**EXERCISE BRIEF**. Please list all lines of the material below in which the string "環遊世界" occurs.

**RECORD EXCERPTS**.

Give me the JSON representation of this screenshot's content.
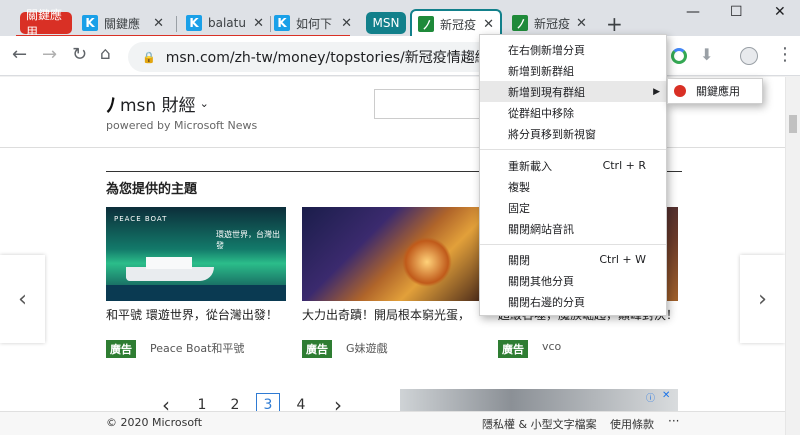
{
  "tabs": {
    "group1_label": "關鍵應用",
    "tab1": "關鍵應",
    "tab2": "balatu",
    "tab3": "如何下",
    "group2_label": "MSN",
    "tab4": "新冠疫",
    "tab5": "新冠疫",
    "new_tab": "+"
  },
  "window": {
    "minimize": "—",
    "maximize": "☐",
    "close": "✕"
  },
  "toolbar": {
    "url": "msn.com/zh-tw/money/topstories/新冠疫情趨緩-美國"
  },
  "page": {
    "logo_text": "msn 財經",
    "powered_by": "powered by Microsoft News",
    "section_title": "為您提供的主題",
    "cards": [
      {
        "title": "和平號 環遊世界，從台灣出發！",
        "ad": "廣告",
        "sponsor": "Peace Boat和平號",
        "banner_brand": "PEACE BOAT",
        "banner_text": "環遊世界，台灣出發"
      },
      {
        "title": "大力出奇蹟！開局根本窮光蛋，",
        "ad": "廣告",
        "sponsor": "G妹遊戲"
      },
      {
        "title": "超級吞噬，魔族崛起，巔峰對決！",
        "ad": "廣告",
        "sponsor": "vco"
      }
    ],
    "pagination": [
      "1",
      "2",
      "3",
      "4"
    ],
    "current_page": "3",
    "footer_copyright": "© 2020 Microsoft",
    "footer_privacy": "隱私權 & 小型文字檔案",
    "footer_terms": "使用條款",
    "footer_more": "···"
  },
  "context_menu": {
    "items": [
      "在右側新增分頁",
      "新增到新群組",
      "新增到現有群組",
      "從群組中移除",
      "將分頁移到新視窗",
      "重新載入",
      "複製",
      "固定",
      "關閉網站音訊",
      "關閉",
      "關閉其他分頁",
      "關閉右邊的分頁"
    ],
    "shortcut_reload": "Ctrl + R",
    "shortcut_close": "Ctrl + W",
    "submenu_item": "關鍵應用"
  },
  "colors": {
    "group1": "#d93025",
    "group2": "#12808b",
    "ad_badge": "#2e7d32"
  }
}
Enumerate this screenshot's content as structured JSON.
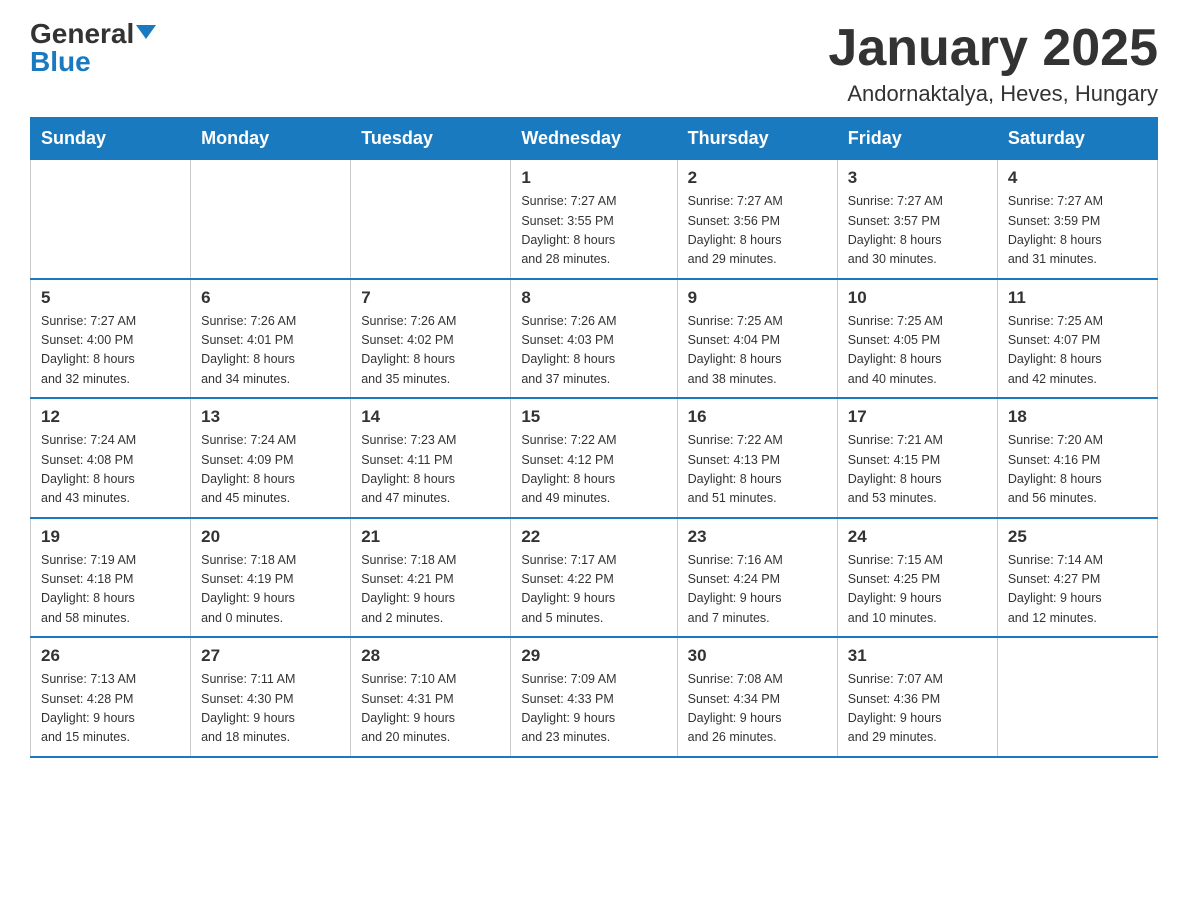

**RESPONSE BELOW**.
        "title": "和平號 環遊世界，從台灣出發！",
        "banner_text": "環遊世界，台灣出發"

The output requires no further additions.